*Task*: In the entries below, find every line with "yield" and copy it.

*Records for processing*:
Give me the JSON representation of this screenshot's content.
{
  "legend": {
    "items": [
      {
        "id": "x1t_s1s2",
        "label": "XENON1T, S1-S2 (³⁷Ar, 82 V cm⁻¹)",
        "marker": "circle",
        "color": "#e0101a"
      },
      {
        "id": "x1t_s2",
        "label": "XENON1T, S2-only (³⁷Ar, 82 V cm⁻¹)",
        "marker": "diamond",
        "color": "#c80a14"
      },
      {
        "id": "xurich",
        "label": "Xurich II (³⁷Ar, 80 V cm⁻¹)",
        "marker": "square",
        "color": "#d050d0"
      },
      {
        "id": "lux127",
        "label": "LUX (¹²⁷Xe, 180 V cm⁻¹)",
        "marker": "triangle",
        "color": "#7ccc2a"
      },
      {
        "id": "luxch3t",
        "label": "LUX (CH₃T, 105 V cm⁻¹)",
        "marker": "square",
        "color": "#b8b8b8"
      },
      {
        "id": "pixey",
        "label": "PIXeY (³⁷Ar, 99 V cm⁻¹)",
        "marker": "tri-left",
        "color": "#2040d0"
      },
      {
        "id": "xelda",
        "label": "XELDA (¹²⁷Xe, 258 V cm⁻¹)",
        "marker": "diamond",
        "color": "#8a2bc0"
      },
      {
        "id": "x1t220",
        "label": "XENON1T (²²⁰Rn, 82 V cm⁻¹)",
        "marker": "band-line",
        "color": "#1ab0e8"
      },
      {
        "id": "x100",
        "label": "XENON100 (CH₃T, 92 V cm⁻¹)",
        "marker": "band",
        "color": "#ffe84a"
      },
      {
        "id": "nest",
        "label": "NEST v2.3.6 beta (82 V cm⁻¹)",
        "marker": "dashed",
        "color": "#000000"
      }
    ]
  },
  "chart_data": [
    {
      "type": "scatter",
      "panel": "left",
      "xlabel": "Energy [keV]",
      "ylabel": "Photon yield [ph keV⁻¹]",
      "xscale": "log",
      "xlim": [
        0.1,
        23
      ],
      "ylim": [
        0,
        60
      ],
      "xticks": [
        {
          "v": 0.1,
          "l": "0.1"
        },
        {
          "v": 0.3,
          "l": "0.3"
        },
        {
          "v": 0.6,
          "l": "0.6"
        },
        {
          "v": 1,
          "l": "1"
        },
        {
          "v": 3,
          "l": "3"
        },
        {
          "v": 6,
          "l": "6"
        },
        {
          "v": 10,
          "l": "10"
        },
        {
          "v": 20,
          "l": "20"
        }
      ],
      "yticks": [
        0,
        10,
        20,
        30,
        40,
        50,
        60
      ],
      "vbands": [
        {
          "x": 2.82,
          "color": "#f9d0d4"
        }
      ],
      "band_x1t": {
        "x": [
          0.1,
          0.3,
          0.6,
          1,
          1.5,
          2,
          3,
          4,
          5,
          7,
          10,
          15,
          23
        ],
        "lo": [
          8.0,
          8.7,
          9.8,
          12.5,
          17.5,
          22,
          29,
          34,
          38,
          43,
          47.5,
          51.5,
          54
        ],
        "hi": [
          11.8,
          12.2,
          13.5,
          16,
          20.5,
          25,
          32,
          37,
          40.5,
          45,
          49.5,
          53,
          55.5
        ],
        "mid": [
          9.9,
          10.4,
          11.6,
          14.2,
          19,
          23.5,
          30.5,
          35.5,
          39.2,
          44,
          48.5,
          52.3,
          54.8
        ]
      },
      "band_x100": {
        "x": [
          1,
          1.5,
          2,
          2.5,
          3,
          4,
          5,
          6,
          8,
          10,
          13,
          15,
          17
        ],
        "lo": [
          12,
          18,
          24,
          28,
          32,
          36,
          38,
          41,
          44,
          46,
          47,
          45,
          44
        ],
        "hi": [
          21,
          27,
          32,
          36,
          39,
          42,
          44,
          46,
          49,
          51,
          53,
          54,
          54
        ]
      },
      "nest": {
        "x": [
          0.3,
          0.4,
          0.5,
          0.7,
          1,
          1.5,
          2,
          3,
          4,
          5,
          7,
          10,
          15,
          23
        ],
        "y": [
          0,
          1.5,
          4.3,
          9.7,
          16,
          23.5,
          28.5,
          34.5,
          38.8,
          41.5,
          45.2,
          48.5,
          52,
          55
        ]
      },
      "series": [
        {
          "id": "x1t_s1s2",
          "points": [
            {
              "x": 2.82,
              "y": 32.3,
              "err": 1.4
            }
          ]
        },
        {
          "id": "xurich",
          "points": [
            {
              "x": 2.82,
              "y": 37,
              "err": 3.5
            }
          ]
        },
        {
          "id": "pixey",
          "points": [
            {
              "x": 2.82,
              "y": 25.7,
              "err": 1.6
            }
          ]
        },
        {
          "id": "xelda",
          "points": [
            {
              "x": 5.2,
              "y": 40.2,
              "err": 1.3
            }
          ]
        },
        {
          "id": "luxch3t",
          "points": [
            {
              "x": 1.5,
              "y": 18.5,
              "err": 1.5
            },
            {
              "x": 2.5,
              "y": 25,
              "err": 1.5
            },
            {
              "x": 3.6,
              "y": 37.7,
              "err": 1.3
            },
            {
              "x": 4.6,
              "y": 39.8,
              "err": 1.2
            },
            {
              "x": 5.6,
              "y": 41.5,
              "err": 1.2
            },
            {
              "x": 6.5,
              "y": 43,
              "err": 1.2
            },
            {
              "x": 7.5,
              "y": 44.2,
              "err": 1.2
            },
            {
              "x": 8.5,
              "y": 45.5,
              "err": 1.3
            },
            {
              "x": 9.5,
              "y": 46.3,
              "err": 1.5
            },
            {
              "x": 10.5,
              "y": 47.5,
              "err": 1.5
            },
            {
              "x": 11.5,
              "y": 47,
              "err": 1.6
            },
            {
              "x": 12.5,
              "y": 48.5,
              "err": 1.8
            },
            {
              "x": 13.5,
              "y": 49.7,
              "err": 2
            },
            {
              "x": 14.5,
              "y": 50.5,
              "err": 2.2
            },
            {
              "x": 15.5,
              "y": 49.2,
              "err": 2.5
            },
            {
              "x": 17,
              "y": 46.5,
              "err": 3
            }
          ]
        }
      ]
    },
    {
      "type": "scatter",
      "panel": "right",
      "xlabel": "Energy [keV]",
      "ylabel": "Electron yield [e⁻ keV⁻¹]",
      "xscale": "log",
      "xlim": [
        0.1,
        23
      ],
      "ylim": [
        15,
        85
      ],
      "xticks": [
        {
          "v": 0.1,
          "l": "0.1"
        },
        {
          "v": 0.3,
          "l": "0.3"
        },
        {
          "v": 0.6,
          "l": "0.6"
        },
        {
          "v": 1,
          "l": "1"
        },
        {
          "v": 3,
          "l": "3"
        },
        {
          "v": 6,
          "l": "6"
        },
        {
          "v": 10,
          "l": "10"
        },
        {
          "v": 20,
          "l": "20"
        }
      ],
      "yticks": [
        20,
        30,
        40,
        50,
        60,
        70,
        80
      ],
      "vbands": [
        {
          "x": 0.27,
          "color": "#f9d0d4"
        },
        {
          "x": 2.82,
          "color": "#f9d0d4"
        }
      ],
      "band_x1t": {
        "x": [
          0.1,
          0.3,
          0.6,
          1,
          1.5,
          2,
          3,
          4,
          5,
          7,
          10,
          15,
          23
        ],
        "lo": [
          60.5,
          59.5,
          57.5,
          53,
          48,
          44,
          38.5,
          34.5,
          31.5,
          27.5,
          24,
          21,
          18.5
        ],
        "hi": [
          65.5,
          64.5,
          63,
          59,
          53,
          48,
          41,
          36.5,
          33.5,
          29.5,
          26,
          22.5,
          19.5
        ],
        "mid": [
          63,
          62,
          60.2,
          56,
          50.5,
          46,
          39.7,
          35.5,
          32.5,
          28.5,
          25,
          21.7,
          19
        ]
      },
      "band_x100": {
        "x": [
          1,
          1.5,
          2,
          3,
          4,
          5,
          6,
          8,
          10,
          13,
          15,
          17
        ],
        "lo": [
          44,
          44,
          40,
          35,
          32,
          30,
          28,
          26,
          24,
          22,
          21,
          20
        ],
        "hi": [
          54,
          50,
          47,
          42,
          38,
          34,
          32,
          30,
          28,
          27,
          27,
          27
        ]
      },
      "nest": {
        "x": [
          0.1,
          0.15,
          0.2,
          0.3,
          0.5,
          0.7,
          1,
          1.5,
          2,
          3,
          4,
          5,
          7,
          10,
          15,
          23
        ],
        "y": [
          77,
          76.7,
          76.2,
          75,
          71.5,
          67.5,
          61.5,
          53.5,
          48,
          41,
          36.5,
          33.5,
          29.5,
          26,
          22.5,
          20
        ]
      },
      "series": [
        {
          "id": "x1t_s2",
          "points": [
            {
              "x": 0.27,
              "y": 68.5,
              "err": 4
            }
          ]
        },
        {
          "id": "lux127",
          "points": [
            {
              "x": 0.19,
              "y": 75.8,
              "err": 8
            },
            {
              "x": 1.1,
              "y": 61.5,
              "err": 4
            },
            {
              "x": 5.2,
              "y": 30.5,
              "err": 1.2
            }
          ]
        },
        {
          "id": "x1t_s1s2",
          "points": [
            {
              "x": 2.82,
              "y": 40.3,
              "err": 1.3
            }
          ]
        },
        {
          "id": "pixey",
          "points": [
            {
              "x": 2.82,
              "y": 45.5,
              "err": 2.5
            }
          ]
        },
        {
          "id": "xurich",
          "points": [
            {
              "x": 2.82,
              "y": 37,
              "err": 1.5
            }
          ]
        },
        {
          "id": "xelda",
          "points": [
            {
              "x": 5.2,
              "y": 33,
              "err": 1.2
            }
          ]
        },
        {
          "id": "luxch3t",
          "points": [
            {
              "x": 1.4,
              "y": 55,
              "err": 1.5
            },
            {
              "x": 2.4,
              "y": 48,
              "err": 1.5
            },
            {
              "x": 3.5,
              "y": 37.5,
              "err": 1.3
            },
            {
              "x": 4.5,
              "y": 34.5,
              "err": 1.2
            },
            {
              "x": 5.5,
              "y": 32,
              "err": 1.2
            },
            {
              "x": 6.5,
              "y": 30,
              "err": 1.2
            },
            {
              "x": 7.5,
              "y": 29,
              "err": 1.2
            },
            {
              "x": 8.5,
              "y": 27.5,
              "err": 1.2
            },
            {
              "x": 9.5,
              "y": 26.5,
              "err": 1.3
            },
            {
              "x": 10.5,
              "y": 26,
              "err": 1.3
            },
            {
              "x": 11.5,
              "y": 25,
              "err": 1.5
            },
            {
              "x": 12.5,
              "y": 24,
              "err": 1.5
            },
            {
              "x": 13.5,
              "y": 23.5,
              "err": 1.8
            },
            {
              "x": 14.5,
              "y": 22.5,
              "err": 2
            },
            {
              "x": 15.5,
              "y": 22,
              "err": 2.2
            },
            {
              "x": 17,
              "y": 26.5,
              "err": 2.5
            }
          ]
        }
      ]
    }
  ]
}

*Answer for this exercise*:
      "ylabel": "Photon yield [ph keV⁻¹]",
      "ylabel": "Electron yield [e⁻ keV⁻¹]",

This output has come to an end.